Problem description =
Copy the lines below exactly as they appear, leaving out the pictures.
>> begin Provided records
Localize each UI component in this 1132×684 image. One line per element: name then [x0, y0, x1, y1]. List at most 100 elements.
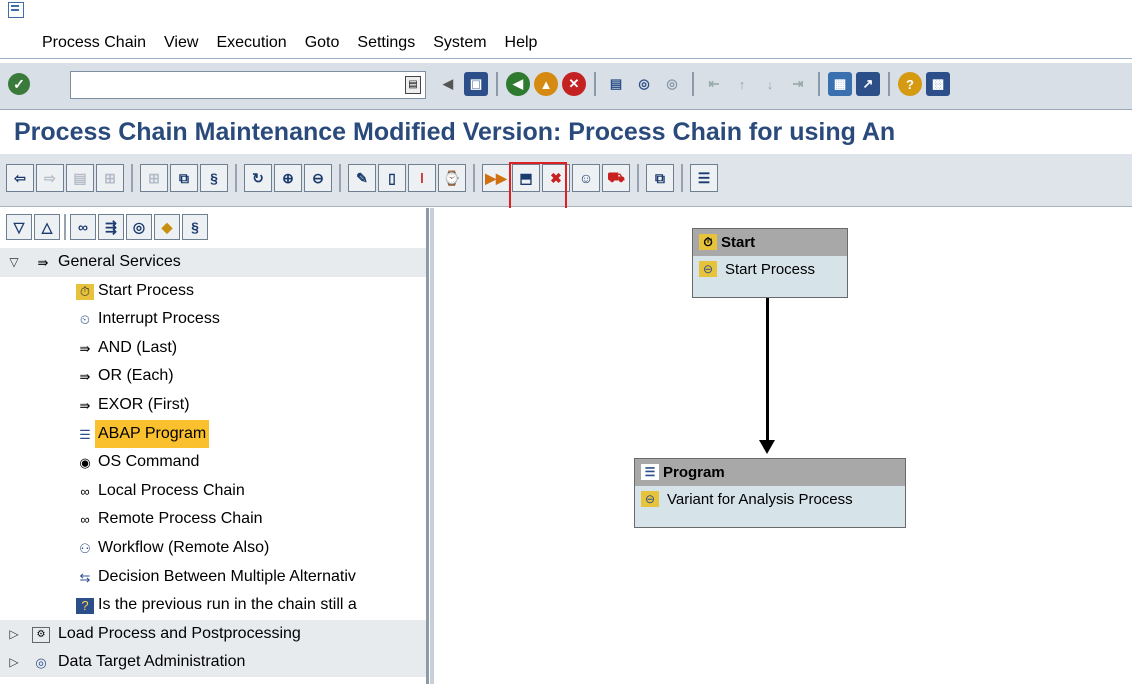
expanded-icon[interactable]: ▽	[8, 248, 20, 277]
collapsed-icon[interactable]: ▷	[8, 620, 20, 649]
tree-item[interactable]: ⇛ OR (Each)	[0, 362, 426, 391]
menu-help[interactable]: Help	[505, 34, 538, 52]
expand-all-icon[interactable]: ▽	[6, 214, 32, 240]
user-icon[interactable]: ☺	[572, 164, 600, 192]
abap-program-icon: ☰	[79, 426, 91, 442]
display-icon[interactable]: ▤	[66, 164, 94, 192]
divider	[0, 58, 1132, 59]
start-node[interactable]: ⏱ Start ⊖ Start Process	[692, 228, 848, 298]
help-icon[interactable]: ?	[898, 72, 922, 96]
last-page-icon[interactable]: ⇥	[786, 72, 810, 96]
start-process-icon: ⏱	[76, 283, 94, 300]
menu-execution[interactable]: Execution	[216, 34, 286, 52]
process-type-tree-pane: ▽ △ ∞ ⇶ ◎ ◆ § ▽ ⇛ General Services ⏱ Sta…	[0, 208, 429, 684]
transport-icon[interactable]: ⛟	[602, 164, 630, 192]
menu-process-chain[interactable]: Process Chain	[42, 34, 146, 52]
workflow-icon: ⚇	[79, 540, 91, 556]
tree-item[interactable]: ∞ Local Process Chain	[0, 477, 426, 506]
separator	[339, 164, 341, 192]
log-icon[interactable]: §	[182, 214, 208, 240]
separator	[473, 164, 475, 192]
next-page-icon[interactable]: ↓	[758, 72, 782, 96]
separator	[235, 164, 237, 192]
program-node[interactable]: ☰ Program ⊖ Variant for Analysis Process	[634, 458, 906, 528]
menu-system[interactable]: System	[433, 34, 486, 52]
infopackage-icon[interactable]: ◆	[154, 214, 180, 240]
tree-group-data-target[interactable]: ▷ ◎ Data Target Administration	[0, 648, 426, 677]
previous-page-icon[interactable]: ↑	[730, 72, 754, 96]
layout-menu-icon[interactable]: ▩	[926, 72, 950, 96]
command-field[interactable]: ▤	[70, 71, 426, 99]
abap-program-icon: ☰	[641, 464, 659, 480]
variant-icon: ⊖	[699, 261, 717, 277]
activate-icon[interactable]: ǀ	[408, 164, 436, 192]
title-bar: Process Chain Maintenance Modified Versi…	[0, 110, 1132, 152]
tree-item[interactable]: ⏲ Interrupt Process	[0, 305, 426, 334]
connector-arrowhead	[759, 440, 775, 454]
tree-group-general-services[interactable]: ▽ ⇛ General Services	[0, 248, 426, 277]
cancel-icon[interactable]: ✕	[562, 72, 586, 96]
new-session-icon[interactable]: ▦	[828, 72, 852, 96]
separator	[496, 72, 498, 96]
menu-view[interactable]: View	[164, 34, 198, 52]
forward-arrow-icon[interactable]: ⇨	[36, 164, 64, 192]
tree-item[interactable]: ⏱ Start Process	[0, 277, 426, 306]
check-icon[interactable]: ✎	[348, 164, 376, 192]
local-chain-icon: ∞	[80, 483, 90, 499]
chain-icon[interactable]: ∞	[70, 214, 96, 240]
exit-icon[interactable]: ▲	[534, 72, 558, 96]
menu-settings[interactable]: Settings	[357, 34, 415, 52]
tree-item[interactable]: ⇆ Decision Between Multiple Alternativ	[0, 563, 426, 592]
back-icon[interactable]: ◀	[506, 72, 530, 96]
start-node-body: ⊖ Start Process	[693, 256, 847, 283]
tree-item-selected[interactable]: ☰ ABAP Program	[0, 419, 426, 449]
print-icon[interactable]: ▤	[604, 72, 628, 96]
zoom-out-icon[interactable]: ⊖	[304, 164, 332, 192]
tree-item[interactable]: ⇛ EXOR (First)	[0, 391, 426, 420]
system-toolbar: ✓ ▤ ◀ ▣ ◀ ▲ ✕ ▤ ◎ ◎ ⇤ ↑ ↓ ⇥ ▦ ↗ ? ▩	[0, 62, 1132, 110]
log-icon[interactable]: §	[200, 164, 228, 192]
find-next-icon[interactable]: ◎	[660, 72, 684, 96]
shortcut-icon[interactable]: ↗	[856, 72, 880, 96]
find-icon[interactable]: ◎	[632, 72, 656, 96]
system-menu-icon[interactable]	[8, 2, 24, 18]
separator	[594, 72, 596, 96]
triangle-left-icon[interactable]: ◀	[436, 72, 460, 96]
decision-icon: ⇆	[79, 569, 91, 585]
tree-item[interactable]: ? Is the previous run in the chain still…	[0, 591, 426, 620]
process-types-icon[interactable]: ⧉	[170, 164, 198, 192]
previous-run-icon: ?	[76, 598, 94, 615]
command-history-icon[interactable]: ▤	[405, 76, 421, 94]
tree-item[interactable]: ⇛ AND (Last)	[0, 334, 426, 363]
zoom-in-icon[interactable]: ⊕	[274, 164, 302, 192]
process-types-icon[interactable]: ⇶	[98, 214, 124, 240]
separator	[64, 214, 66, 240]
general-services-icon: ⇛	[37, 255, 49, 270]
tree-group-load-process[interactable]: ▷ ⚙ Load Process and Postprocessing	[0, 619, 426, 649]
copy-icon[interactable]: ⧉	[646, 164, 674, 192]
interrupt-icon: ⏲	[79, 312, 91, 328]
save-icon[interactable]: ▣	[464, 72, 488, 96]
menu-bar: Process Chain View Execution Goto Settin…	[0, 0, 1132, 60]
document-icon[interactable]: ▯	[378, 164, 406, 192]
execute-icon[interactable]: ▶▶	[482, 164, 510, 192]
tree-item[interactable]: ◉ OS Command	[0, 448, 426, 477]
menu-goto[interactable]: Goto	[305, 34, 340, 52]
command-input[interactable]	[71, 72, 399, 96]
page-title: Process Chain Maintenance Modified Versi…	[14, 118, 896, 146]
enter-icon[interactable]: ✓	[8, 73, 30, 95]
collapsed-icon[interactable]: ▷	[8, 648, 20, 677]
tree-item[interactable]: ⚇ Workflow (Remote Also)	[0, 534, 426, 563]
refresh-icon[interactable]: ↻	[244, 164, 272, 192]
target-icon[interactable]: ◎	[126, 214, 152, 240]
collapse-all-icon[interactable]: △	[34, 214, 60, 240]
tree-icon[interactable]: ⊞	[96, 164, 124, 192]
first-page-icon[interactable]: ⇤	[702, 72, 726, 96]
tree-item[interactable]: ∞ Remote Process Chain	[0, 505, 426, 534]
overview-icon[interactable]: ⊞	[140, 164, 168, 192]
schedule-icon[interactable]: ⌚	[438, 164, 466, 192]
data-target-icon: ◎	[35, 655, 47, 671]
back-arrow-icon[interactable]: ⇦	[6, 164, 34, 192]
exor-icon: ⇛	[79, 397, 91, 413]
list-icon[interactable]: ☰	[690, 164, 718, 192]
>> end Provided records
The output =
Localize each UI component in this 1132×684 image. One line per element: name then [x0, y0, x1, y1]. List at most 100 elements.
expanded-icon[interactable]: ▽	[8, 248, 20, 277]
collapsed-icon[interactable]: ▷	[8, 620, 20, 649]
tree-item[interactable]: ⇛ OR (Each)	[0, 362, 426, 391]
menu-help[interactable]: Help	[505, 34, 538, 52]
expand-all-icon[interactable]: ▽	[6, 214, 32, 240]
user-icon[interactable]: ☺	[572, 164, 600, 192]
abap-program-icon: ☰	[79, 426, 91, 442]
display-icon[interactable]: ▤	[66, 164, 94, 192]
divider	[0, 58, 1132, 59]
start-node[interactable]: ⏱ Start ⊖ Start Process	[692, 228, 848, 298]
help-icon[interactable]: ?	[898, 72, 922, 96]
last-page-icon[interactable]: ⇥	[786, 72, 810, 96]
start-process-icon: ⏱	[76, 283, 94, 300]
menu-execution[interactable]: Execution	[216, 34, 286, 52]
process-type-tree-pane: ▽ △ ∞ ⇶ ◎ ◆ § ▽ ⇛ General Services ⏱ Sta…	[0, 208, 429, 684]
transport-icon[interactable]: ⛟	[602, 164, 630, 192]
menu-process-chain[interactable]: Process Chain	[42, 34, 146, 52]
workflow-icon: ⚇	[79, 540, 91, 556]
tree-item[interactable]: ∞ Local Process Chain	[0, 477, 426, 506]
separator	[339, 164, 341, 192]
log-icon[interactable]: §	[182, 214, 208, 240]
separator	[473, 164, 475, 192]
next-page-icon[interactable]: ↓	[758, 72, 782, 96]
separator	[235, 164, 237, 192]
program-node[interactable]: ☰ Program ⊖ Variant for Analysis Process	[634, 458, 906, 528]
menu-system[interactable]: System	[433, 34, 486, 52]
infopackage-icon[interactable]: ◆	[154, 214, 180, 240]
tree-group-data-target[interactable]: ▷ ◎ Data Target Administration	[0, 648, 426, 677]
previous-page-icon[interactable]: ↑	[730, 72, 754, 96]
layout-menu-icon[interactable]: ▩	[926, 72, 950, 96]
command-field[interactable]: ▤	[70, 71, 426, 99]
abap-program-icon: ☰	[641, 464, 659, 480]
variant-icon: ⊖	[699, 261, 717, 277]
activate-icon[interactable]: ǀ	[408, 164, 436, 192]
title-bar: Process Chain Maintenance Modified Versi…	[0, 110, 1132, 152]
tree-item[interactable]: ⏲ Interrupt Process	[0, 305, 426, 334]
connector-arrowhead	[759, 440, 775, 454]
tree-group-general-services[interactable]: ▽ ⇛ General Services	[0, 248, 426, 277]
cancel-icon[interactable]: ✕	[562, 72, 586, 96]
new-session-icon[interactable]: ▦	[828, 72, 852, 96]
separator	[496, 72, 498, 96]
menu-view[interactable]: View	[164, 34, 198, 52]
forward-arrow-icon[interactable]: ⇨	[36, 164, 64, 192]
tree-item[interactable]: ⏱ Start Process	[0, 277, 426, 306]
check-icon[interactable]: ✎	[348, 164, 376, 192]
local-chain-icon: ∞	[80, 483, 90, 499]
chain-icon[interactable]: ∞	[70, 214, 96, 240]
exit-icon[interactable]: ▲	[534, 72, 558, 96]
menu-settings[interactable]: Settings	[357, 34, 415, 52]
tree-item[interactable]: ⇆ Decision Between Multiple Alternativ	[0, 563, 426, 592]
back-icon[interactable]: ◀	[506, 72, 530, 96]
start-node-body: ⊖ Start Process	[693, 256, 847, 283]
tree-item-selected[interactable]: ☰ ABAP Program	[0, 419, 426, 449]
print-icon[interactable]: ▤	[604, 72, 628, 96]
zoom-out-icon[interactable]: ⊖	[304, 164, 332, 192]
tree-item[interactable]: ⇛ EXOR (First)	[0, 391, 426, 420]
system-toolbar: ✓ ▤ ◀ ▣ ◀ ▲ ✕ ▤ ◎ ◎ ⇤ ↑ ↓ ⇥ ▦ ↗ ? ▩	[0, 62, 1132, 110]
log-icon[interactable]: §	[200, 164, 228, 192]
find-next-icon[interactable]: ◎	[660, 72, 684, 96]
shortcut-icon[interactable]: ↗	[856, 72, 880, 96]
find-icon[interactable]: ◎	[632, 72, 656, 96]
system-menu-icon[interactable]	[8, 2, 24, 18]
separator	[594, 72, 596, 96]
triangle-left-icon[interactable]: ◀	[436, 72, 460, 96]
decision-icon: ⇆	[79, 569, 91, 585]
tree-item[interactable]: ? Is the previous run in the chain still…	[0, 591, 426, 620]
process-types-icon[interactable]: ⧉	[170, 164, 198, 192]
previous-run-icon: ?	[76, 598, 94, 615]
command-history-icon[interactable]: ▤	[405, 76, 421, 94]
tree-item[interactable]: ⇛ AND (Last)	[0, 334, 426, 363]
zoom-in-icon[interactable]: ⊕	[274, 164, 302, 192]
process-types-icon[interactable]: ⇶	[98, 214, 124, 240]
separator	[64, 214, 66, 240]
general-services-icon: ⇛	[37, 255, 49, 270]
tree-group-load-process[interactable]: ▷ ⚙ Load Process and Postprocessing	[0, 619, 426, 649]
copy-icon[interactable]: ⧉	[646, 164, 674, 192]
interrupt-icon: ⏲	[79, 312, 91, 328]
save-icon[interactable]: ▣	[464, 72, 488, 96]
menu-bar: Process Chain View Execution Goto Settin…	[0, 0, 1132, 60]
document-icon[interactable]: ▯	[378, 164, 406, 192]
execute-icon[interactable]: ▶▶	[482, 164, 510, 192]
tree-item[interactable]: ◉ OS Command	[0, 448, 426, 477]
menu-goto[interactable]: Goto	[305, 34, 340, 52]
command-input[interactable]	[71, 72, 399, 96]
page-title: Process Chain Maintenance Modified Versi…	[14, 118, 896, 146]
enter-icon[interactable]: ✓	[8, 73, 30, 95]
collapsed-icon[interactable]: ▷	[8, 648, 20, 677]
tree-item[interactable]: ⚇ Workflow (Remote Also)	[0, 534, 426, 563]
refresh-icon[interactable]: ↻	[244, 164, 272, 192]
target-icon[interactable]: ◎	[126, 214, 152, 240]
collapse-all-icon[interactable]: △	[34, 214, 60, 240]
tree-icon[interactable]: ⊞	[96, 164, 124, 192]
first-page-icon[interactable]: ⇤	[702, 72, 726, 96]
tree-item[interactable]: ∞ Remote Process Chain	[0, 505, 426, 534]
overview-icon[interactable]: ⊞	[140, 164, 168, 192]
schedule-icon[interactable]: ⌚	[438, 164, 466, 192]
data-target-icon: ◎	[35, 655, 47, 671]
back-arrow-icon[interactable]: ⇦	[6, 164, 34, 192]
exor-icon: ⇛	[79, 397, 91, 413]
list-icon[interactable]: ☰	[690, 164, 718, 192]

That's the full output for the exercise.